» Data:
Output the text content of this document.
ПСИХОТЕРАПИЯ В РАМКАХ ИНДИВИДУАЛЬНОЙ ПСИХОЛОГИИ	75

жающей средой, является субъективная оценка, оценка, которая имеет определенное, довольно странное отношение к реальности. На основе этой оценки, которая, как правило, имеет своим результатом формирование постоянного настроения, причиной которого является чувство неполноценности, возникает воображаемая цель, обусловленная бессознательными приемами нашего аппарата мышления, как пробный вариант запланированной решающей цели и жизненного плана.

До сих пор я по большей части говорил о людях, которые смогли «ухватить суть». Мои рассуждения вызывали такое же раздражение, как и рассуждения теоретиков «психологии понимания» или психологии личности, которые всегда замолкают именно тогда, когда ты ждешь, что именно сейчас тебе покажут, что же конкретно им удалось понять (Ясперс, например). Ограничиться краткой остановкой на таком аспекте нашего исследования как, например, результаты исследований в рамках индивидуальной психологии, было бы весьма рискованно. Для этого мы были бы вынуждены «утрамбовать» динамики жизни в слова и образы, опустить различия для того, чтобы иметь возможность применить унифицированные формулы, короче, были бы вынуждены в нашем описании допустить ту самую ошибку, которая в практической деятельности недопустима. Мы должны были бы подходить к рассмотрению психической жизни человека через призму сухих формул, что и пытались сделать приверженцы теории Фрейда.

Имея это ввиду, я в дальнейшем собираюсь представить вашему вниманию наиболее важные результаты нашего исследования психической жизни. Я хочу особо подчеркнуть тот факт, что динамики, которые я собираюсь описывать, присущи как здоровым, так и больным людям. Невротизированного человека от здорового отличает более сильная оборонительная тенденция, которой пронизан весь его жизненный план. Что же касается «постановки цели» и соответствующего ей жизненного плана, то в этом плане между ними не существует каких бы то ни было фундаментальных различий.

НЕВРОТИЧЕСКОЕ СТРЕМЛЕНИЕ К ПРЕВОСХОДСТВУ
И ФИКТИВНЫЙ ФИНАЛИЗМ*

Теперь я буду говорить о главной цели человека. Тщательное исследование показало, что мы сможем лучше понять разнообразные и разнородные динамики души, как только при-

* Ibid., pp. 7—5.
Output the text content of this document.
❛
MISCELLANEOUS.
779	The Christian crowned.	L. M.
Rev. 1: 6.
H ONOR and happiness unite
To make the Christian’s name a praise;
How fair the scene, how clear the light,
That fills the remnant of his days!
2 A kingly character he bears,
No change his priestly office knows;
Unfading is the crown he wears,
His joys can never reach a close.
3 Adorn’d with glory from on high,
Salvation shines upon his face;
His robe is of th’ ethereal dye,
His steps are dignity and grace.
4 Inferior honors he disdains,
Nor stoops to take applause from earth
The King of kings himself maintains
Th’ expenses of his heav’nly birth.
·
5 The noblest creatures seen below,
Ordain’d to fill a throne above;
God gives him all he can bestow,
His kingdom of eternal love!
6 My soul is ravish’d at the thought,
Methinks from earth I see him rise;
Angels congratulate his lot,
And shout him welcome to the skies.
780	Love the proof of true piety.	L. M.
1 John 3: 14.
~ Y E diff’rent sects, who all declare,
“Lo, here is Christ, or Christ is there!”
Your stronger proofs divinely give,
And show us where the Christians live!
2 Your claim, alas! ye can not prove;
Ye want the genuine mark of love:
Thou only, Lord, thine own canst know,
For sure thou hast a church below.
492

» What this task involves:
Write out the entire listing exactly.

» Result of the task:
Output the text content of this document.
ПСИХОТЕРАПИЯ В РАМКАХ ИНДИВИДУАЛЬНОЙ ПСИХОЛОГИИ	75

жающей средой, является субъективная оценка, оценка, которая имеет определенное, довольно странное отношение к реальности. На основе этой оценки, которая, как правило, имеет своим результатом формирование постоянного настроения, причиной которого является чувство неполноценности, возникает воображаемая цель, обусловленная бессознательными приемами нашего аппарата мышления, как пробный вариант запланированной решающей цели и жизненного плана.

До сих пор я по большей части говорил о людях, которые смогли «ухватить суть». Мои рассуждения вызывали такое же раздражение, как и рассуждения теоретиков «психологии понимания» или психологии личности, которые всегда замолкают именно тогда, когда ты ждешь, что именно сейчас тебе покажут, что же конкретно им удалось понять (Ясперс, например). Ограничиться краткой остановкой на таком аспекте нашего исследования как, например, результаты исследований в рамках индивидуальной психологии, было бы весьма рискованно. Для этого мы были бы вынуждены «утрамбовать» динамики жизни в слова и образы, опустить различия для того, чтобы иметь возможность применить унифицированные формулы, короче, были бы вынуждены в нашем описании допустить ту самую ошибку, которая в практической деятельности недопустима. Мы должны были бы подходить к рассмотрению психической жизни человека через призму сухих формул, что и пытались сделать приверженцы теории Фрейда.

Имея это ввиду, я в дальнейшем собираюсь представить вашему вниманию наиболее важные результаты нашего исследования психической жизни. Я хочу особо подчеркнуть тот факт, что динамики, которые я собираюсь описывать, присущи как здоровым, так и больным людям. Невротизированного человека от здорового отличает более сильная оборонительная тенденция, которой пронизан весь его жизненный план. Что же касается «постановки цели» и соответствующего ей жизненного плана, то в этом плане между ними не существует каких бы то ни было фундаментальных различий.

НЕВРОТИЧЕСКОЕ СТРЕМЛЕНИЕ К ПРЕВОСХОДСТВУ
И ФИКТИВНЫЙ ФИНАЛИЗМ*

Теперь я буду говорить о главной цели человека. Тщательное исследование показало, что мы сможем лучше понять разнообразные и разнородные динамики души, как только при-

* Ibid., pp. 7—5.
Output the text content of this document.
❛
MISCELLANEOUS.
779	The Christian crowned.	L. M.
Rev. 1: 6.
H ONOR and happiness unite
To make the Christian’s name a praise;
How fair the scene, how clear the light,
That fills the remnant of his days!
2 A kingly character he bears,
No change his priestly office knows;
Unfading is the crown he wears,
His joys can never reach a close.
3 Adorn’d with glory from on high,
Salvation shines upon his face;
His robe is of th’ ethereal dye,
His steps are dignity and grace.
4 Inferior honors he disdains,
Nor stoops to take applause from earth
The King of kings himself maintains
Th’ expenses of his heav’nly birth.
·
5 The noblest creatures seen below,
Ordain’d to fill a throne above;
God gives him all he can bestow,
His kingdom of eternal love!
6 My soul is ravish’d at the thought,
Methinks from earth I see him rise;
Angels congratulate his lot,
And shout him welcome to the skies.
780	Love the proof of true piety.	L. M.
1 John 3: 14.
~ Y E diff’rent sects, who all declare,
“Lo, here is Christ, or Christ is there!”
Your stronger proofs divinely give,
And show us where the Christians live!
2 Your claim, alas! ye can not prove;
Ye want the genuine mark of love:
Thou only, Lord, thine own canst know,
For sure thou hast a church below.
492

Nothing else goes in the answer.